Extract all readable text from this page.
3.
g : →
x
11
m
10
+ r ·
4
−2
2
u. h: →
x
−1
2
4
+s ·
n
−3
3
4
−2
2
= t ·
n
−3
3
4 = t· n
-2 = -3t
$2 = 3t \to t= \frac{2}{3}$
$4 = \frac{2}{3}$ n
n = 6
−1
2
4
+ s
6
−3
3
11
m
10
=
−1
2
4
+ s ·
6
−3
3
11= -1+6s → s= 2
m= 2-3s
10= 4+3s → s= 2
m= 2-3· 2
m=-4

+ + +

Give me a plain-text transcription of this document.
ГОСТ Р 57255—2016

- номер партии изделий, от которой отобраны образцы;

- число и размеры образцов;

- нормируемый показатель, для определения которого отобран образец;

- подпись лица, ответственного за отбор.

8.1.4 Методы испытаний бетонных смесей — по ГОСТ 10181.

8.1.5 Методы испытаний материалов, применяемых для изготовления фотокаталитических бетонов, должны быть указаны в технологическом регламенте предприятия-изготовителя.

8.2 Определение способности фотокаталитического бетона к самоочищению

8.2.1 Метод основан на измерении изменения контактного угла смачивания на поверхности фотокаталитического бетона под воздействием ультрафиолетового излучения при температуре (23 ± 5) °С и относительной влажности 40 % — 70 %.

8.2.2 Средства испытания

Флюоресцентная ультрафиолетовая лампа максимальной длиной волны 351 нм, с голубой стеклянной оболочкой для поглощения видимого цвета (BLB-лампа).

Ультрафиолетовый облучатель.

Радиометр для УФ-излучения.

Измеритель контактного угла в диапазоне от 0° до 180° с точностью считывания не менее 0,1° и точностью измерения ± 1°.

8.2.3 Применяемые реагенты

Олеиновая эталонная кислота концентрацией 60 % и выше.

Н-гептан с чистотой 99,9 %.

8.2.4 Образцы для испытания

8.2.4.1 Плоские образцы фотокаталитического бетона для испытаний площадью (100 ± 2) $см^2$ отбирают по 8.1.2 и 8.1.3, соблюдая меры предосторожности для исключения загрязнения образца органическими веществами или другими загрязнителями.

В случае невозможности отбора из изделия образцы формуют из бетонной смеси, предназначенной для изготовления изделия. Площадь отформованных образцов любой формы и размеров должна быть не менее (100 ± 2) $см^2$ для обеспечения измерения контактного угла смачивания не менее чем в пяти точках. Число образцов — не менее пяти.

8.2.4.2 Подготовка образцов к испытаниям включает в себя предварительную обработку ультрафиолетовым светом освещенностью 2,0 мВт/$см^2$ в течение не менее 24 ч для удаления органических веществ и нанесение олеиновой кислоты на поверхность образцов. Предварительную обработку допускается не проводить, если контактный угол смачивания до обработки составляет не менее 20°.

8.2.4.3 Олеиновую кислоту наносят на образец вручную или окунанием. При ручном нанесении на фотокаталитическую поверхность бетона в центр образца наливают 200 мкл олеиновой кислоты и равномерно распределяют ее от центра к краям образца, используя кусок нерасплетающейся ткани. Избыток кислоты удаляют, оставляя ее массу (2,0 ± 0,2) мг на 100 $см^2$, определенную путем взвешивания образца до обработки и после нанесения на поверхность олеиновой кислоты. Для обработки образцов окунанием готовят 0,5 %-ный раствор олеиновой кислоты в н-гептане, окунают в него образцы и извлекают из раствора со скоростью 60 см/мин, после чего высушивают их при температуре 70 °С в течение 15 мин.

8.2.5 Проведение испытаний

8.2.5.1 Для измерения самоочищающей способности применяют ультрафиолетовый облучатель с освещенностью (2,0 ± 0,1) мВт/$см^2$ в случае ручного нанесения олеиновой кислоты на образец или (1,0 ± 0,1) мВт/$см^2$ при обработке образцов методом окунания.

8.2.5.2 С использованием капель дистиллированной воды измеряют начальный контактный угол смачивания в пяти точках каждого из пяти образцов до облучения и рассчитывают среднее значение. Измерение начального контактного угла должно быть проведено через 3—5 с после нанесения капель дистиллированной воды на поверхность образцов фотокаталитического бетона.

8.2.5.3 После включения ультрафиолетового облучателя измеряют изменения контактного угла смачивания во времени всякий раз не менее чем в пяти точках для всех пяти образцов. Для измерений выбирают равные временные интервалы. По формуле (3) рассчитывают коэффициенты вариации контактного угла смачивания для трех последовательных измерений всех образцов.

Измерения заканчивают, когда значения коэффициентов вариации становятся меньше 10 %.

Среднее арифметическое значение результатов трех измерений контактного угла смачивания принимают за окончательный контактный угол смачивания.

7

+ + +

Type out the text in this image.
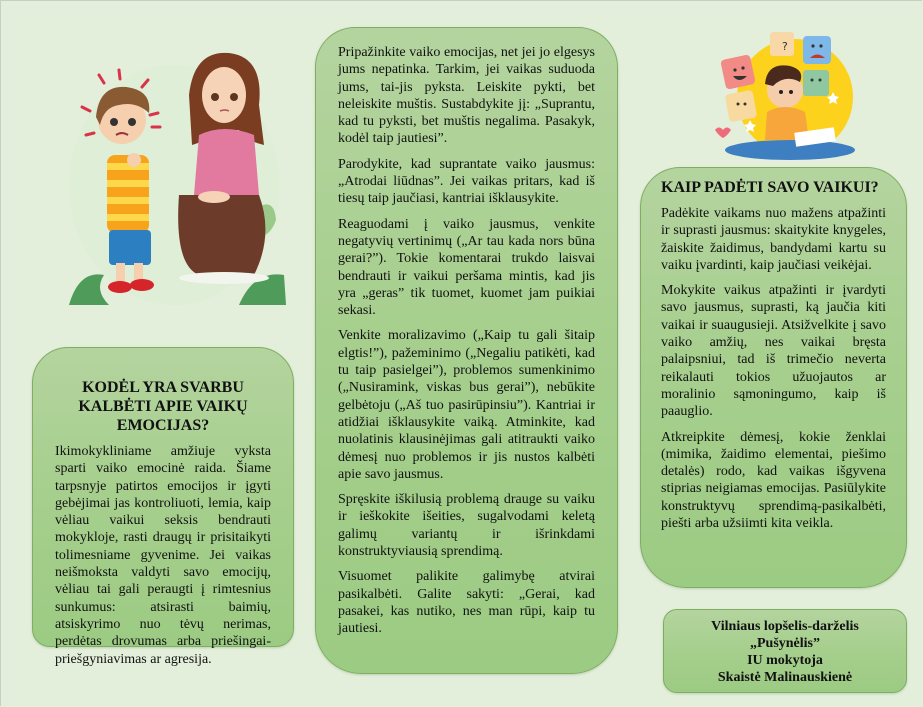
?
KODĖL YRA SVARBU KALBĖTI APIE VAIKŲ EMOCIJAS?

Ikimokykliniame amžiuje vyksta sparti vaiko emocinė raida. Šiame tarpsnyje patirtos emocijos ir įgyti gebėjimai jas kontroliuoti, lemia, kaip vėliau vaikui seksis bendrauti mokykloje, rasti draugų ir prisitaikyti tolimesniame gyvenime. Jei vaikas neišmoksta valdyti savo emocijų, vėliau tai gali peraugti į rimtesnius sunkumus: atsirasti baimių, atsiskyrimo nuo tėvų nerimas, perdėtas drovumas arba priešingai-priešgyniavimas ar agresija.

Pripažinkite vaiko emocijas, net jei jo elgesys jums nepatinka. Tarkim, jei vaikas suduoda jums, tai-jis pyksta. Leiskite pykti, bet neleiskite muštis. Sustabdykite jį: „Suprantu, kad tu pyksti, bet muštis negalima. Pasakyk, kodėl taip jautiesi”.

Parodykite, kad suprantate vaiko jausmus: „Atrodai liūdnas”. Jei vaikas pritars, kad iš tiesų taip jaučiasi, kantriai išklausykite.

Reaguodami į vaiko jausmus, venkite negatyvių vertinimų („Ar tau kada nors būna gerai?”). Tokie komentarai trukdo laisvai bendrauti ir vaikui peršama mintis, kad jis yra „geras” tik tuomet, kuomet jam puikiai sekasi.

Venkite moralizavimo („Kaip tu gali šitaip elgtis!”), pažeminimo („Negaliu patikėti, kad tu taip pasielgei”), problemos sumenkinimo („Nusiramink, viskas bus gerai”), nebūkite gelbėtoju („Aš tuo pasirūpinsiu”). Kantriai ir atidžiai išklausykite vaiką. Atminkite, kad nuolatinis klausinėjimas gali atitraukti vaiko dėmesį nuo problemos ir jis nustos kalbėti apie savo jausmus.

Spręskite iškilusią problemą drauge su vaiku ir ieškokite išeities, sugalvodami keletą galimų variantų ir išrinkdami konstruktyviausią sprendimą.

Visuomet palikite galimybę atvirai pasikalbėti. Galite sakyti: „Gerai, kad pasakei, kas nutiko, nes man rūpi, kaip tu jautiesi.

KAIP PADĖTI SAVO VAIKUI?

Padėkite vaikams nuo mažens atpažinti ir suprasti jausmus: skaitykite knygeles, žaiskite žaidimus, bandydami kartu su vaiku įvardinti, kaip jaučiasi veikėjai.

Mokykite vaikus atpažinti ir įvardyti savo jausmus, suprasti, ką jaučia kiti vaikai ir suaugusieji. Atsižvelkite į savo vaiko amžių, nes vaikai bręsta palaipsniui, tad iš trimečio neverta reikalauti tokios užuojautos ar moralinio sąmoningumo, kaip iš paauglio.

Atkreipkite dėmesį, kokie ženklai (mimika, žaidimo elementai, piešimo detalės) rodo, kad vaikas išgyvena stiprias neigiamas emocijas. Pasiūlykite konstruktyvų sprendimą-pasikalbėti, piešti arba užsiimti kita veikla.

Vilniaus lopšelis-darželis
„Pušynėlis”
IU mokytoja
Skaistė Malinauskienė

+ + +

__Exercise objective__. Scan the material above. Copy each line where "облучатель" occurs.

__Answer to the task__.
Ультрафиолетовый облучатель.
8.2.5.1 Для измерения самоочищающей способности применяют ультрафиолетовый облучатель с освещенностью (2,0 ± 0,1) мВт/$см^2$ в случае ручного нанесения олеиновой кислоты на образец или (1,0 ± 0,1) мВт/$см^2$ при обработке образцов методом окунания.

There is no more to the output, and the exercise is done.